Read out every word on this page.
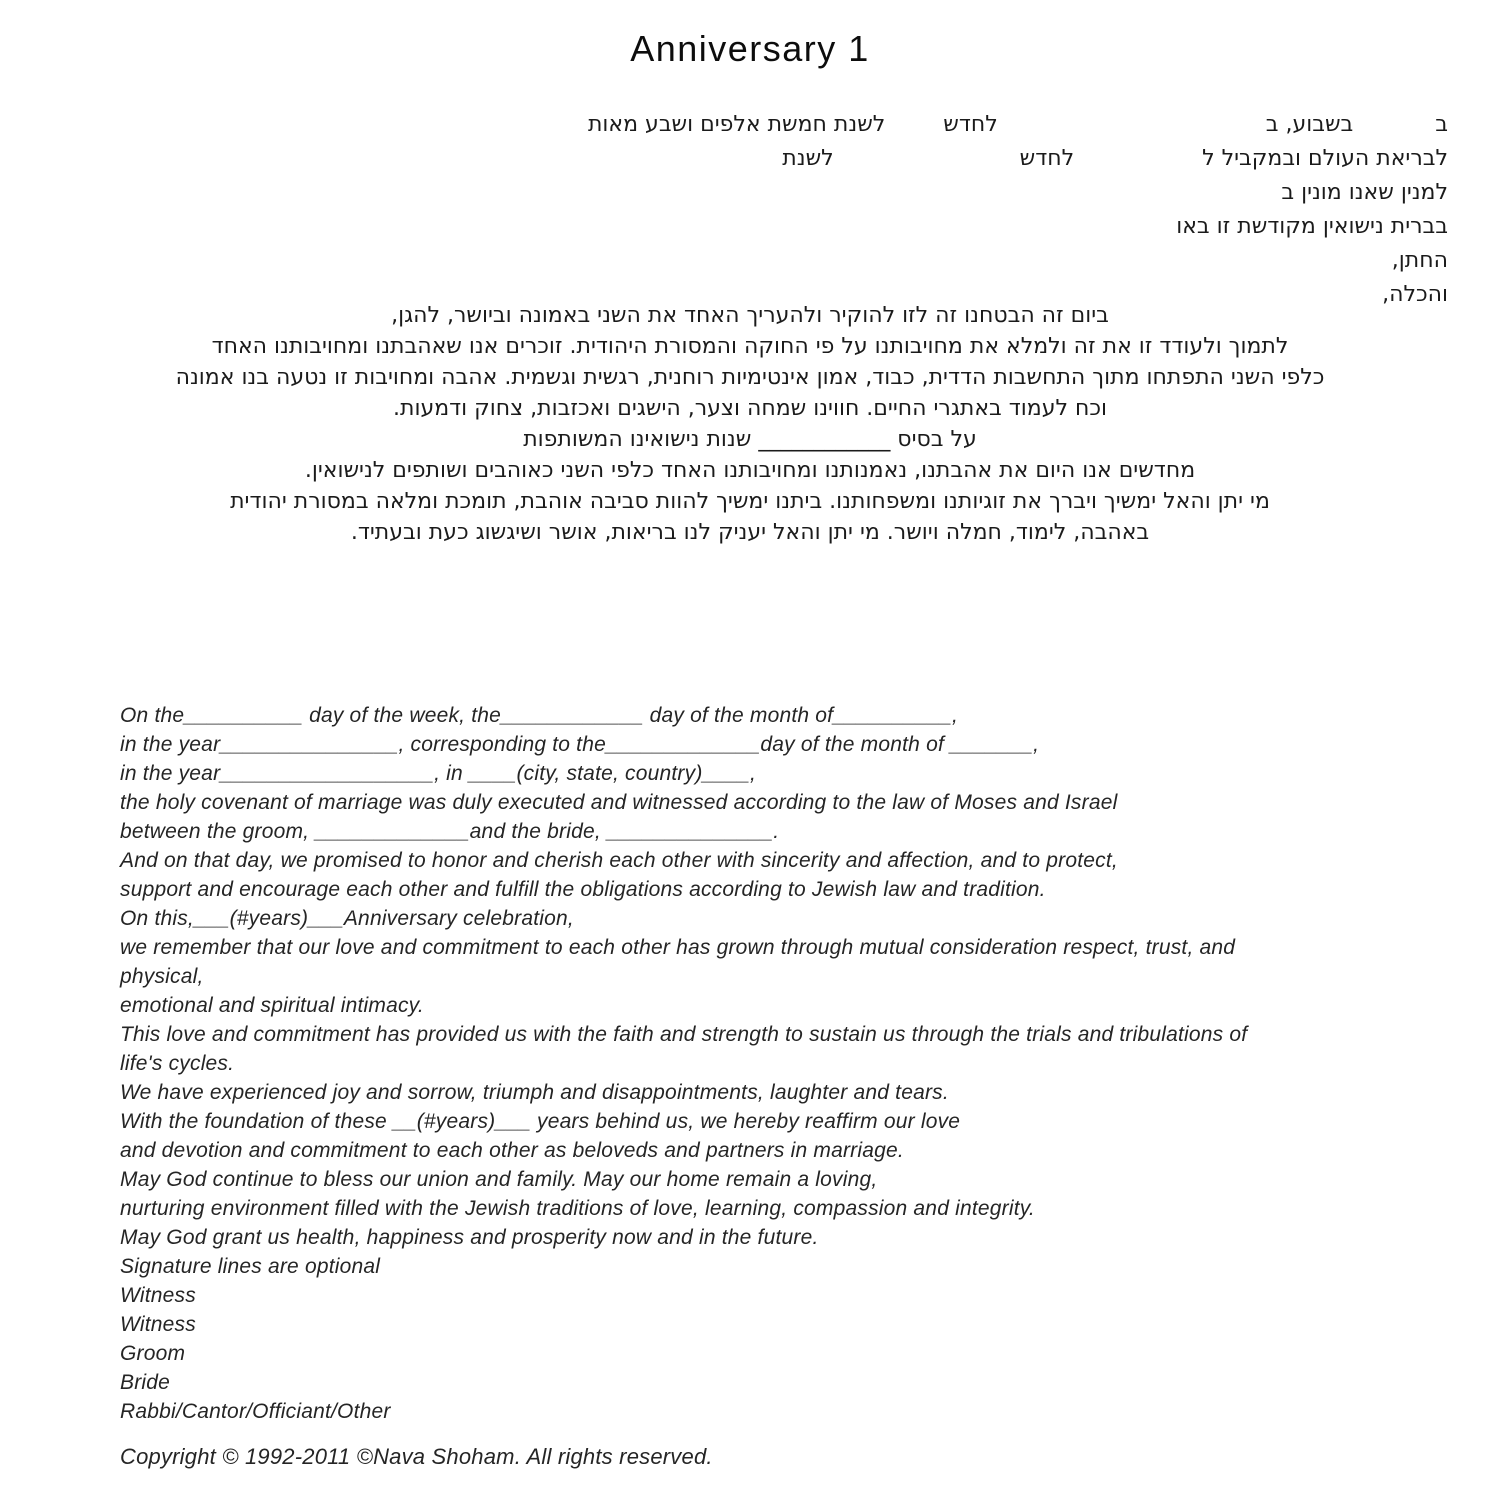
Anniversary 1
בבשבוע, בלחדשלשנת חמשת אלפים ושבע מאות
לבריאת העולם ובמקביל ללחדשלשנת
למנין שאנו מונין ב
בברית נישואין מקודשת זו באו
החתן,
והכלה,
ביום זה הבטחנו זה לזו להוקיר ולהעריך האחד את השני באמונה וביושר, להגן,
לתמוך ולעודד זו את זה ולמלא את מחויבותנו על פי החוקה והמסורת היהודית. זוכרים אנו שאהבתנו ומחויבותנו האחד
כלפי השני התפתחו מתוך התחשבות הדדית, כבוד, אמון אינטימיות רוחנית, רגשית וגשמית. אהבה ומחויבות זו נטעה בנו אמונה
וכח לעמוד באתגרי החיים. חווינו שמחה וצער, הישגים ואכזבות, צחוק ודמעות.
על בסיס ____________ שנות נישואינו המשותפות
מחדשים אנו היום את אהבתנו, נאמנותנו ומחויבותנו האחד כלפי השני כאוהבים ושותפים לנישואין.
מי יתן והאל ימשיך ויברך את זוגיותנו ומשפחותנו. ביתנו ימשיך להוות סביבה אוהבת, תומכת ומלאה במסורת יהודית
באהבה, לימוד, חמלה ויושר. מי יתן והאל יעניק לנו בריאות, אושר ושיגשוג כעת ובעתיד.
On the__________ day of the week, the____________ day of the month of__________,
in the year_______________, corresponding to the_____________day of the month of _______,
in the year__________________, in ____(city, state, country)____,
the holy covenant of marriage was duly executed and witnessed according to the law of Moses and Israel
between the groom, _____________and the bride, ______________.
And on that day, we promised to honor and cherish each other with sincerity and affection, and to protect,
support and encourage each other and fulfill the obligations according to Jewish law and tradition.
On this,___(#years)___Anniversary celebration,
we remember that our love and commitment to each other has grown through mutual consideration respect, trust, and
physical,
emotional and spiritual intimacy.
This love and commitment has provided us with the faith and strength to sustain us through the trials and tribulations of
life's cycles.
We have experienced joy and sorrow, triumph and disappointments, laughter and tears.
With the foundation of these __(#years)___ years behind us, we hereby reaffirm our love
and devotion and commitment to each other as beloveds and partners in marriage.
May God continue to bless our union and family. May our home remain a loving,
nurturing environment filled with the Jewish traditions of love, learning, compassion and integrity.
May God grant us health, happiness and prosperity now and in the future.
Signature lines are optional
Witness
Witness
Groom
Bride
Rabbi/Cantor/Officiant/Other
Copyright © 1992-2011 ©Nava Shoham. All rights reserved.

*DIRECTIONS:* Give the count of lines in the records that contain "each", and no other text.

*THE ANSWER:* 4